● To do:
Below are some records; give them all again exactly, but not the pictures.
-- begin Provided records --
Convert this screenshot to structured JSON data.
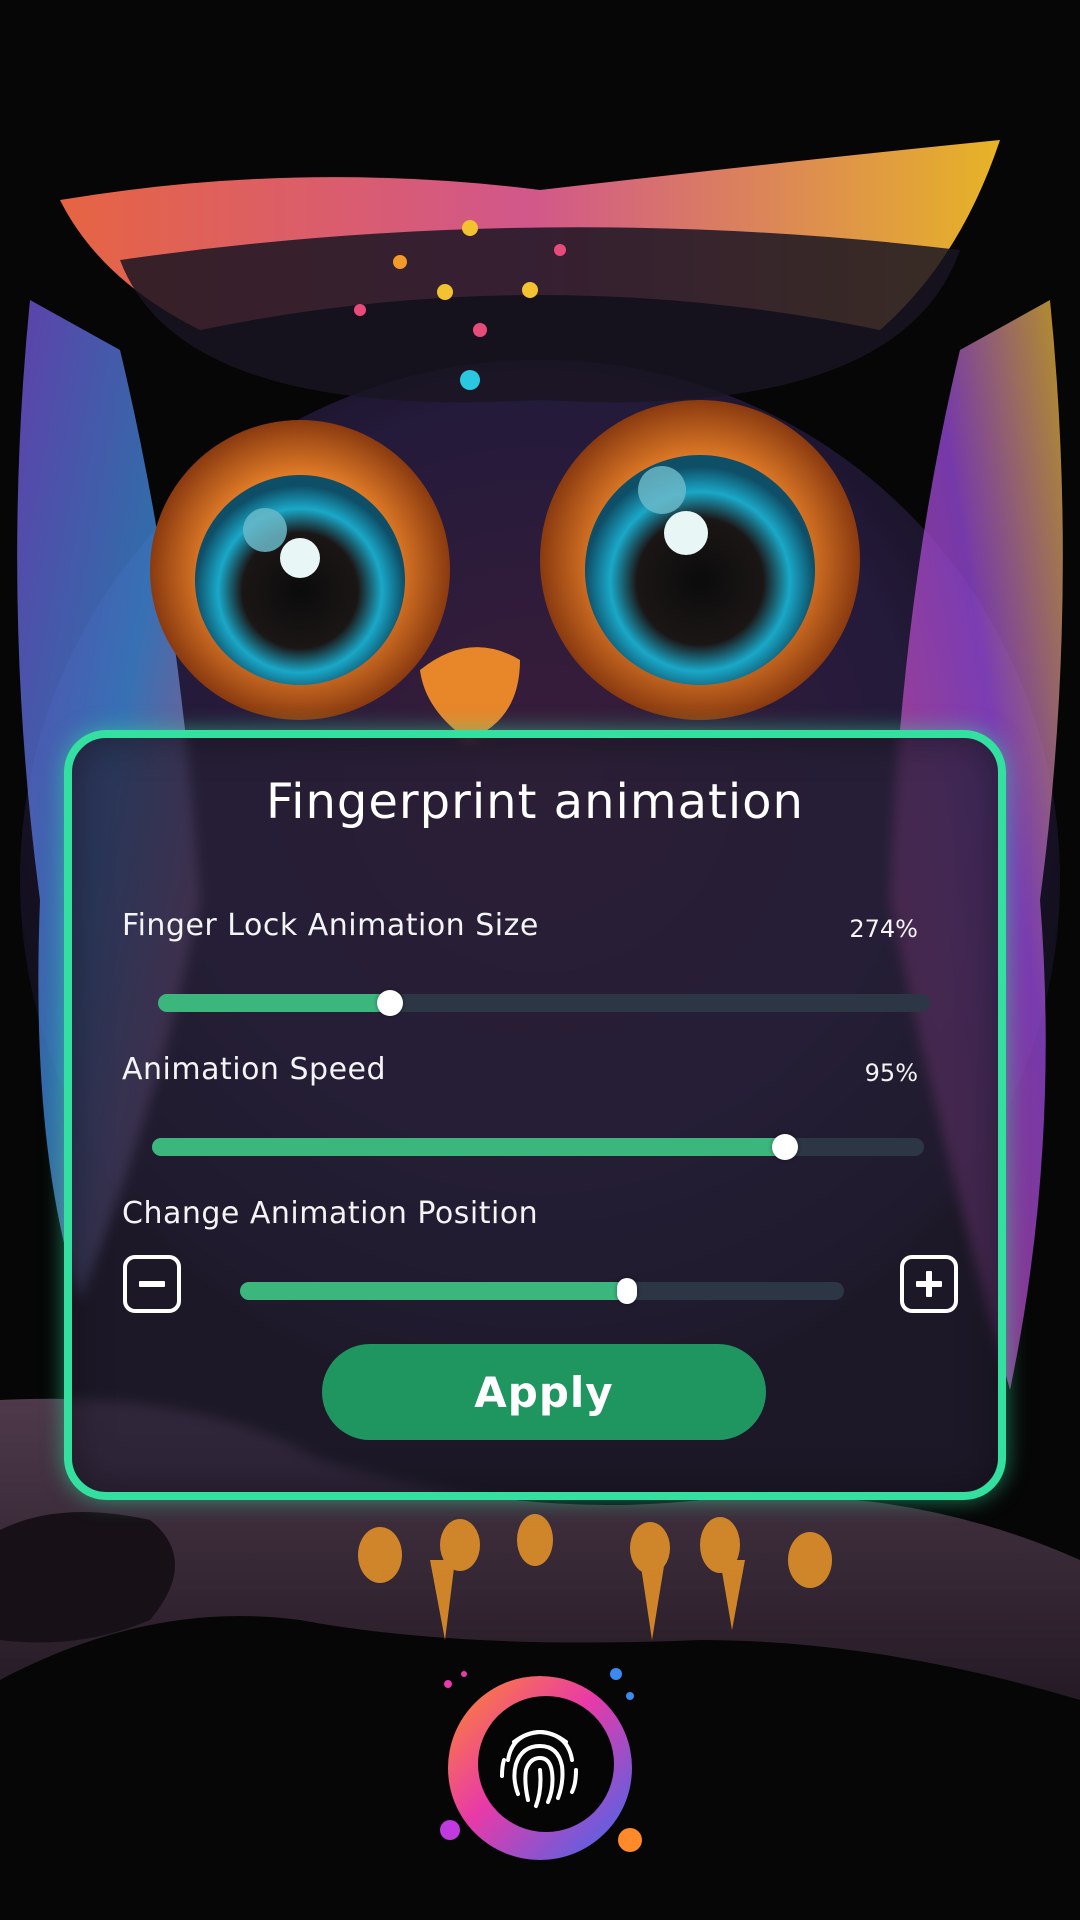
{
  "panel": {
    "title": "Fingerprint animation",
    "size_setting": {
      "label": "Finger Lock Animation Size",
      "value_text": "274%",
      "slider_fraction": 0.3
    },
    "speed_setting": {
      "label": "Animation Speed",
      "value_text": "95%",
      "slider_fraction": 0.82
    },
    "position_setting": {
      "label": "Change Animation Position",
      "slider_fraction": 0.64
    },
    "apply_label": "Apply"
  },
  "colors": {
    "accent_border": "#33e0a0",
    "slider_fill": "#3bb67c",
    "slider_track": "#2d3644",
    "apply_button": "#1f9660"
  },
  "icons": {
    "minus": "minus-icon",
    "plus": "plus-icon",
    "fingerprint": "fingerprint-icon"
  }
}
-- end Provided records --
● Exercise solution:
Convert this screenshot to structured JSON data.
{
  "panel": {
    "title": "Fingerprint animation",
    "size_setting": {
      "label": "Finger Lock Animation Size",
      "value_text": "274%",
      "slider_fraction": 0.3
    },
    "speed_setting": {
      "label": "Animation Speed",
      "value_text": "95%",
      "slider_fraction": 0.82
    },
    "position_setting": {
      "label": "Change Animation Position",
      "slider_fraction": 0.64
    },
    "apply_label": "Apply"
  },
  "colors": {
    "accent_border": "#33e0a0",
    "slider_fill": "#3bb67c",
    "slider_track": "#2d3644",
    "apply_button": "#1f9660"
  },
  "icons": {
    "minus": "minus-icon",
    "plus": "plus-icon",
    "fingerprint": "fingerprint-icon"
  }
}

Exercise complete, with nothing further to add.